* Begin Given records *
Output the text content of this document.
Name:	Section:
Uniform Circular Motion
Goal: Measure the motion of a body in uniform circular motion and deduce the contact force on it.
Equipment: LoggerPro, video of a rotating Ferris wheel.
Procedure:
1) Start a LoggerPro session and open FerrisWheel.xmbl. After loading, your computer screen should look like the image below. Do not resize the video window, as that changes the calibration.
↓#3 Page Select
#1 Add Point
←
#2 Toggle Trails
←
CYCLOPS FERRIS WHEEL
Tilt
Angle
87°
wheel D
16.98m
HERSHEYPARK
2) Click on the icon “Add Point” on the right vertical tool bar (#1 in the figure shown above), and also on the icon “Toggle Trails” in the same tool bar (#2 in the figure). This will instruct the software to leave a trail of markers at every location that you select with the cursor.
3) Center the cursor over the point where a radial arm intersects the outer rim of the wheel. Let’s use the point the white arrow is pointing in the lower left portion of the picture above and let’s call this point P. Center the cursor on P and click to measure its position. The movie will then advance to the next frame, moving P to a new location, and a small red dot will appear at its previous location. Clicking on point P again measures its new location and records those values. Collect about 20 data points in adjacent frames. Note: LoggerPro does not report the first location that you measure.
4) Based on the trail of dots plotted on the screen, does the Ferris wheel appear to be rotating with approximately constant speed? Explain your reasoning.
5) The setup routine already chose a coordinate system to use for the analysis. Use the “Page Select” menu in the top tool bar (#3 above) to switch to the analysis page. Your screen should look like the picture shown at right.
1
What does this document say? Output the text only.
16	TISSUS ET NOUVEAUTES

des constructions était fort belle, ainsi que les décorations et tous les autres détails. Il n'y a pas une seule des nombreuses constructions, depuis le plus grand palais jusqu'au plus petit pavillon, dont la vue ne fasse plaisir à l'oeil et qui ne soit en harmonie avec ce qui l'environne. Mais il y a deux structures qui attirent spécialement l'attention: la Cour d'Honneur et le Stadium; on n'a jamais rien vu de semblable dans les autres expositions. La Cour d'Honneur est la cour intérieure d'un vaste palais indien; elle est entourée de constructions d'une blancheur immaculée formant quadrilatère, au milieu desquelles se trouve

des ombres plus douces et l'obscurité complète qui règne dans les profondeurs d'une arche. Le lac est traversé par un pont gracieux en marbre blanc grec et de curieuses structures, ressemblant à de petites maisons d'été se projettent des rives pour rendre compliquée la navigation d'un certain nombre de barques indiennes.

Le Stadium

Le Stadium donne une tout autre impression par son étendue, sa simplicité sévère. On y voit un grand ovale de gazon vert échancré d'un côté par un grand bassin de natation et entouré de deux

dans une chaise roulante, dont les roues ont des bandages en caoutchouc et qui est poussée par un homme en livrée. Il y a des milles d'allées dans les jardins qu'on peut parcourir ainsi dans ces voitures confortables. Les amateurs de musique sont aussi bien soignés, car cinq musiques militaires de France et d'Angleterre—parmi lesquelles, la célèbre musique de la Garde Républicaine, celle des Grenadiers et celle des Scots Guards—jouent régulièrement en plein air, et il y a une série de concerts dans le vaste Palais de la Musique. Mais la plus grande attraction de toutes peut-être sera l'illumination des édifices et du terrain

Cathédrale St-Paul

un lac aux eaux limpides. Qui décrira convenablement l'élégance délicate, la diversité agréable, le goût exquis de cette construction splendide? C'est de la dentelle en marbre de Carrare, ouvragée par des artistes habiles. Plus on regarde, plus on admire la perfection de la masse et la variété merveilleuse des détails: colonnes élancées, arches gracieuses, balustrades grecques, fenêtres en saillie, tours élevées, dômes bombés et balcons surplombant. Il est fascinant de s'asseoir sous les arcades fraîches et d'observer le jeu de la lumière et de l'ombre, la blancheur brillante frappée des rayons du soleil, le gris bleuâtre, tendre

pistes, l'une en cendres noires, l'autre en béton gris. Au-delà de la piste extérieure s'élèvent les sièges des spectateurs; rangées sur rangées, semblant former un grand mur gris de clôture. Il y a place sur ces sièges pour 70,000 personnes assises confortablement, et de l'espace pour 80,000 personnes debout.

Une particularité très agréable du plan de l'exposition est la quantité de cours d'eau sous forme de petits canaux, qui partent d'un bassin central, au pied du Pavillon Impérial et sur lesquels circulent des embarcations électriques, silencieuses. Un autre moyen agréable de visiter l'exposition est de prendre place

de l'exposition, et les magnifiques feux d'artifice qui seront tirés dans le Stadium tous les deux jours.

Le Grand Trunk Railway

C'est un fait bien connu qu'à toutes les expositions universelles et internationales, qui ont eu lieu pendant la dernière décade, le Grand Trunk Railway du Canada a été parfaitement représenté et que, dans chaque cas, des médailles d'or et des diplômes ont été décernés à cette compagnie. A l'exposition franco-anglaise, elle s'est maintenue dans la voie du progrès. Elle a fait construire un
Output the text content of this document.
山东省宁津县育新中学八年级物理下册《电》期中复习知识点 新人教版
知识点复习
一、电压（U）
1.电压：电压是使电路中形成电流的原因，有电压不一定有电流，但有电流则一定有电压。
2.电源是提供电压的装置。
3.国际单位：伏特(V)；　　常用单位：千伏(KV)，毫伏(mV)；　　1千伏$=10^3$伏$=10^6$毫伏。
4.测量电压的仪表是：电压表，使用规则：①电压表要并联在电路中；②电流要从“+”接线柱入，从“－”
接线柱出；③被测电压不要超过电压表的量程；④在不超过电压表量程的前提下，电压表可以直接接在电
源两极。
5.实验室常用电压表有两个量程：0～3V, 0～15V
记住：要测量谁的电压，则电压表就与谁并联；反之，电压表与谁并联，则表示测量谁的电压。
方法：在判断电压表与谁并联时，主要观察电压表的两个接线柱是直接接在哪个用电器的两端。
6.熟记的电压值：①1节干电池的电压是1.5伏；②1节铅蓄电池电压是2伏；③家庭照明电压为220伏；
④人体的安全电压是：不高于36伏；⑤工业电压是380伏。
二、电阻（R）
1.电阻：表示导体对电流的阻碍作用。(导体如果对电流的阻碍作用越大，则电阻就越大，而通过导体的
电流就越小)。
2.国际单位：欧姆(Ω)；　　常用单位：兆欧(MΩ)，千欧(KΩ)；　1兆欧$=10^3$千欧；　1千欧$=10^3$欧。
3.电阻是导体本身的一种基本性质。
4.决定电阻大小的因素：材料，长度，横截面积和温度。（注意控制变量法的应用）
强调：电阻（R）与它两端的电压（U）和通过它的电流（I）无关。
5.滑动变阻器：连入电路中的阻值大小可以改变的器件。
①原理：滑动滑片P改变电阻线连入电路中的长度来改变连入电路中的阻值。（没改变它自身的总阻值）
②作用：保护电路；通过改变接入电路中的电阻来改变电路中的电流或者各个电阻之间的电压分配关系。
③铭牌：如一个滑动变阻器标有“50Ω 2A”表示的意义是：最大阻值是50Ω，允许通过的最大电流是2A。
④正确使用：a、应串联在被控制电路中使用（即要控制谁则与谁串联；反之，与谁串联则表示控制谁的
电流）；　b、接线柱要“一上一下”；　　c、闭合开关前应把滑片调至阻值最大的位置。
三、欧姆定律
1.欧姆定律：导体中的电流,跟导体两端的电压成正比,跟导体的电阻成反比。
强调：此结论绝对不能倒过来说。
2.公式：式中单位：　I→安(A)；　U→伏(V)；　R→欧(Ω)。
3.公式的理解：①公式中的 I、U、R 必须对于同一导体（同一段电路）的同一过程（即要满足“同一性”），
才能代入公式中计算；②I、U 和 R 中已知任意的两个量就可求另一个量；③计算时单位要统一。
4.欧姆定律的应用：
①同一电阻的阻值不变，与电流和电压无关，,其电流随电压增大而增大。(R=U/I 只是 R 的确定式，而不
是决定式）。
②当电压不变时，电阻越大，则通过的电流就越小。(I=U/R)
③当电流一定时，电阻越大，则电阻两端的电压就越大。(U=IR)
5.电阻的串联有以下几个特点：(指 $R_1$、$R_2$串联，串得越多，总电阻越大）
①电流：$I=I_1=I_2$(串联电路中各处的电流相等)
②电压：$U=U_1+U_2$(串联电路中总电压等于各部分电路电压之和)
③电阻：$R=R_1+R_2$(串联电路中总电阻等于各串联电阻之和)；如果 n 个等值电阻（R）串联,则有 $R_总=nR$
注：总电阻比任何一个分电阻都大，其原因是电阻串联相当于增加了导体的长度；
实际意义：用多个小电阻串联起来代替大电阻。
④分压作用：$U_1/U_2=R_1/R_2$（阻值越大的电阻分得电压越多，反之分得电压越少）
* End Given records *
* _Instructions to follow_
Copy every line from the entries that contains the word "LoggerPro".

* _Reply_
Equipment: LoggerPro, video of a rotating Ferris wheel.
1) Start a LoggerPro session and open FerrisWheel.xmbl. After loading, your computer screen should look like the image below. Do not resize the video window, as that changes the calibration.
3) Center the cursor over the point where a radial arm intersects the outer rim of the wheel. Let’s use the point the white arrow is pointing in the lower left portion of the picture above and let’s call this point P. Center the cursor on P and click to measure its position. The movie will then advance to the next frame, moving P to a new location, and a small red dot will appear at its previous location. Clicking on point P again measures its new location and records those values. Collect about 20 data points in adjacent frames. Note: LoggerPro does not report the first location that you measure.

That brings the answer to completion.